YOUR OBJECTIVE:
Find all lines in the listing that include the word "Pwat", then copy them.

Figure record extracts
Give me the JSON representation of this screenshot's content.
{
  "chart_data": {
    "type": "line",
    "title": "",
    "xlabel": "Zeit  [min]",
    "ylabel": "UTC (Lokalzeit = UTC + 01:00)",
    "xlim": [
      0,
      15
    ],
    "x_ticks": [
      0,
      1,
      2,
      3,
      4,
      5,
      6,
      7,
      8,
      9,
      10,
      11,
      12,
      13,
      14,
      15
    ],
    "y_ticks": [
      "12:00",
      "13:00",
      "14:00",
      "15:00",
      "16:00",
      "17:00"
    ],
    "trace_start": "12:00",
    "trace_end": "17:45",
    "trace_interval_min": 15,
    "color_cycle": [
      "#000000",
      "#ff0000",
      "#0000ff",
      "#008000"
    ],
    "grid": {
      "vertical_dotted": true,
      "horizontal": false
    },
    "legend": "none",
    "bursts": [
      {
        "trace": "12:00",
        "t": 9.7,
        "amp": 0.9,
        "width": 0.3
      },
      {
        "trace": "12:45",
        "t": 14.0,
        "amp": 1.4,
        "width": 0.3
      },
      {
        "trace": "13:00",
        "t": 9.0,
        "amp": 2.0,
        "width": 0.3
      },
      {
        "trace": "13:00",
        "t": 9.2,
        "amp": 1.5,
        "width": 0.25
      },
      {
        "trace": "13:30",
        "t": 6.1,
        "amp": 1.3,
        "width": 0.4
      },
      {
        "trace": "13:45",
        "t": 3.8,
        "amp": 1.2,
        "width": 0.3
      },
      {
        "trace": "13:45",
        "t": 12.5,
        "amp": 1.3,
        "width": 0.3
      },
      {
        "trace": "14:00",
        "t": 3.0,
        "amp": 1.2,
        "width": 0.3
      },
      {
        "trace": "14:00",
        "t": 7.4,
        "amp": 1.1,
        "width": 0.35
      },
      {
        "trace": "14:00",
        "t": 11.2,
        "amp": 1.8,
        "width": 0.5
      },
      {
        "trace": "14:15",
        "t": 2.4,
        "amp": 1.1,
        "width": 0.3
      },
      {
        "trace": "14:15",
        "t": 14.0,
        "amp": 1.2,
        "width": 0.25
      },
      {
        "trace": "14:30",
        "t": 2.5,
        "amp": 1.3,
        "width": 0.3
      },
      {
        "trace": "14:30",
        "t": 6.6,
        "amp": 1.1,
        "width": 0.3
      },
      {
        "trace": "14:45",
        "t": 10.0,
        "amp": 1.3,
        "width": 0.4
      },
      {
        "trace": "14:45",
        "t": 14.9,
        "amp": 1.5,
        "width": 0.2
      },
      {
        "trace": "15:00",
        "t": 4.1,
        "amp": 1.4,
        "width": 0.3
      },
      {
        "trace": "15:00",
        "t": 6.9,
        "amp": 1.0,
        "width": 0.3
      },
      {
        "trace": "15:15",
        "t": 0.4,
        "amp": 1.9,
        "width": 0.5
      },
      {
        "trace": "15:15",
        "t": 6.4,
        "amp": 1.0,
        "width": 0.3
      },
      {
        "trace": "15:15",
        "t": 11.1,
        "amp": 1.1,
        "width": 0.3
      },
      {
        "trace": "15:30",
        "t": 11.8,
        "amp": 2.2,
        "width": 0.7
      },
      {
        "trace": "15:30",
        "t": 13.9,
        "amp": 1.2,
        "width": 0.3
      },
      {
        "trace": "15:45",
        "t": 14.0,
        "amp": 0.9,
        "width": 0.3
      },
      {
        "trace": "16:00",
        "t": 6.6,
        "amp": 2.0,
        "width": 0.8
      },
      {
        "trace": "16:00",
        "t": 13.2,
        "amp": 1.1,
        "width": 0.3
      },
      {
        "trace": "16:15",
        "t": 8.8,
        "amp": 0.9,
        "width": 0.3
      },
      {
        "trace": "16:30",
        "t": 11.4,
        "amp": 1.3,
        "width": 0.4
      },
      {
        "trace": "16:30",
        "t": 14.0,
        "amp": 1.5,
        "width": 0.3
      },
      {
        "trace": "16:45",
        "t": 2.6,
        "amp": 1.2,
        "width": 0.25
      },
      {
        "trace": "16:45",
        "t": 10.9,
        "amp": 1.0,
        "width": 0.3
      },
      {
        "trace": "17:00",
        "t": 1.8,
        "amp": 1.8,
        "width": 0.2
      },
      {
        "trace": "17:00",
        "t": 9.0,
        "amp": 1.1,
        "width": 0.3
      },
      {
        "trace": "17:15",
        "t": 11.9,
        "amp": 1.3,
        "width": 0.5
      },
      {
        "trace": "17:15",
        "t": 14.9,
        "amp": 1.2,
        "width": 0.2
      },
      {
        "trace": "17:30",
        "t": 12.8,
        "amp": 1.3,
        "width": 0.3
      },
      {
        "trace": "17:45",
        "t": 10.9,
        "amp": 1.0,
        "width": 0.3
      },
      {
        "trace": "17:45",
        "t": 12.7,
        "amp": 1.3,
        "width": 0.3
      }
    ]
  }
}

---

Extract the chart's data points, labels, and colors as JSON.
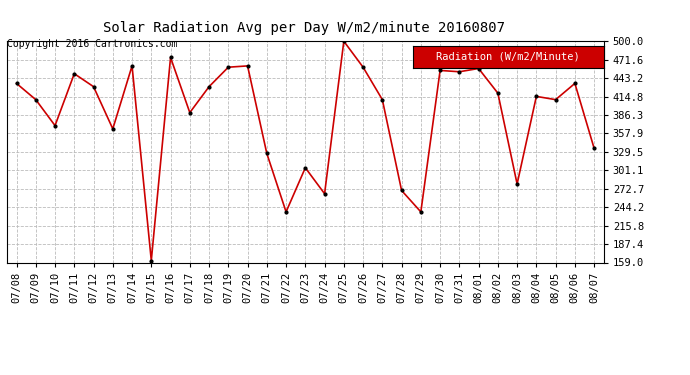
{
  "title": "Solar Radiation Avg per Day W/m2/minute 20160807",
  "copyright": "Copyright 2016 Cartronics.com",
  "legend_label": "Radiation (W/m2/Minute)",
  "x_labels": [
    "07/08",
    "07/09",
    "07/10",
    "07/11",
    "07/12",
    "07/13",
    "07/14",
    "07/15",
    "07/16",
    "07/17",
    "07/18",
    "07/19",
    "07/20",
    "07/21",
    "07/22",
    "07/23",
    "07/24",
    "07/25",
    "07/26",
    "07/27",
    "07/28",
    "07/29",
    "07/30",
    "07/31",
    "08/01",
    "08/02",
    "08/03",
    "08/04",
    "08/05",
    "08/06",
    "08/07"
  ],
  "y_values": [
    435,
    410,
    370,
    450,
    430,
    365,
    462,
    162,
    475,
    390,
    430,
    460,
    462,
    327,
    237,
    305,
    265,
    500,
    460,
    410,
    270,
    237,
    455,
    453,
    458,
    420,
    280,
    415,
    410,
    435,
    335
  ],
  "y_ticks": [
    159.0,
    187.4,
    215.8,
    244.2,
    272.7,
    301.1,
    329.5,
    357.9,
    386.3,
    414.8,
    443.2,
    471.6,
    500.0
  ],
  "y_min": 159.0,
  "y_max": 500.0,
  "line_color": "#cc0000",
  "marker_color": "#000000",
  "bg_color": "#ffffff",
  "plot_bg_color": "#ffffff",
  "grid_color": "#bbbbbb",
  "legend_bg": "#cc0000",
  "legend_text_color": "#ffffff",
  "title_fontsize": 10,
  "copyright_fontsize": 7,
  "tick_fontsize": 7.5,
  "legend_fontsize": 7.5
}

...

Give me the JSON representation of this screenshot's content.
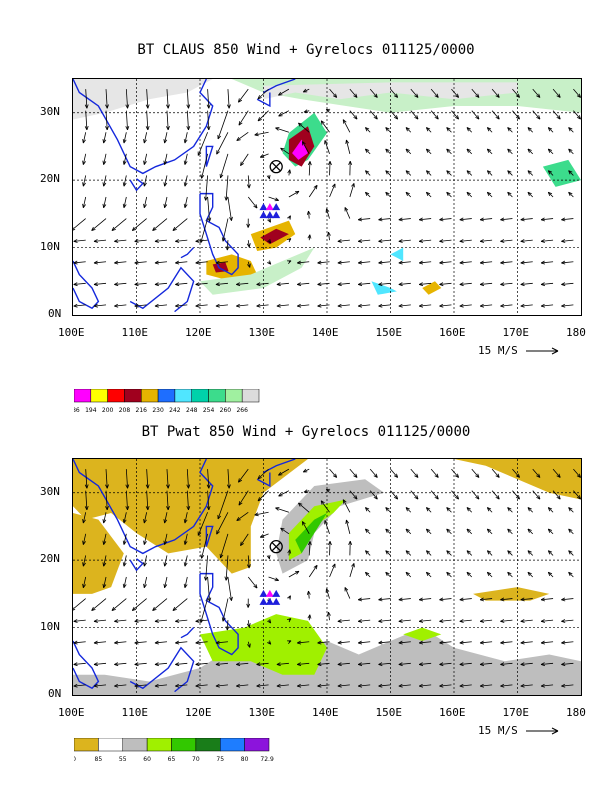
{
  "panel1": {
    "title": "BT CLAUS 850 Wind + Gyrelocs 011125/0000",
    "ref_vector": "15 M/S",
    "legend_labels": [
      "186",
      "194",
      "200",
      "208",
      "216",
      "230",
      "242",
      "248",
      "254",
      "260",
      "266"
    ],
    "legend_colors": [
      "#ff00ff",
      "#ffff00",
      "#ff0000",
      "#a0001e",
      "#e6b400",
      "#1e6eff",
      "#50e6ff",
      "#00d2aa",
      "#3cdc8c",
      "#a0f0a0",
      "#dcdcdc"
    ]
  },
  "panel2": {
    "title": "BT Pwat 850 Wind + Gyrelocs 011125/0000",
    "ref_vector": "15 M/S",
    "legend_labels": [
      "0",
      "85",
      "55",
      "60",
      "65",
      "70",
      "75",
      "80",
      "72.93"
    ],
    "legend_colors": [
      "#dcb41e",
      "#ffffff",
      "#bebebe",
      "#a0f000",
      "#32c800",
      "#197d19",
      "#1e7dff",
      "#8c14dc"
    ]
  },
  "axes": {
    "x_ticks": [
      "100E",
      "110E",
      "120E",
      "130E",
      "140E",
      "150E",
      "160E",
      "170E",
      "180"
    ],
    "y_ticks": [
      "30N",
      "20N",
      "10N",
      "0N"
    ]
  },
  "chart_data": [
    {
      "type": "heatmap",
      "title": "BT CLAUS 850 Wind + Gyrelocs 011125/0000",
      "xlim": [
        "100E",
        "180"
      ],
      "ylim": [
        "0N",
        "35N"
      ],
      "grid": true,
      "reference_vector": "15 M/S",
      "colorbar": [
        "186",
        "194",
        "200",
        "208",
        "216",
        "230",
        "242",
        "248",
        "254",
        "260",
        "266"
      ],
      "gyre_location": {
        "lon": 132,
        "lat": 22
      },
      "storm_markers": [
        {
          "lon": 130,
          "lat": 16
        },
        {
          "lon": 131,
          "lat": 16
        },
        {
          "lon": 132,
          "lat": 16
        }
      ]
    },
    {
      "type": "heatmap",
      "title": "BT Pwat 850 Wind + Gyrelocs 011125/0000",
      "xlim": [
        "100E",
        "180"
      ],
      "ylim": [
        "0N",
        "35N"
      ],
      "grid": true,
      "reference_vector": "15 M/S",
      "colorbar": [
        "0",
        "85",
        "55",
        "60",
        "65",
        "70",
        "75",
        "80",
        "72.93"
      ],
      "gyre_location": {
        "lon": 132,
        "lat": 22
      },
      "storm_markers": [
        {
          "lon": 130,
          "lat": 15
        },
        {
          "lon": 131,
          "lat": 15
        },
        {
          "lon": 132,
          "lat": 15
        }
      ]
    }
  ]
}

PROBLEM SOLUTION:
    "title": "BT Pwat 850 Wind + Gyrelocs 011125/0000",
      "title": "BT Pwat 850 Wind + Gyrelocs 011125/0000",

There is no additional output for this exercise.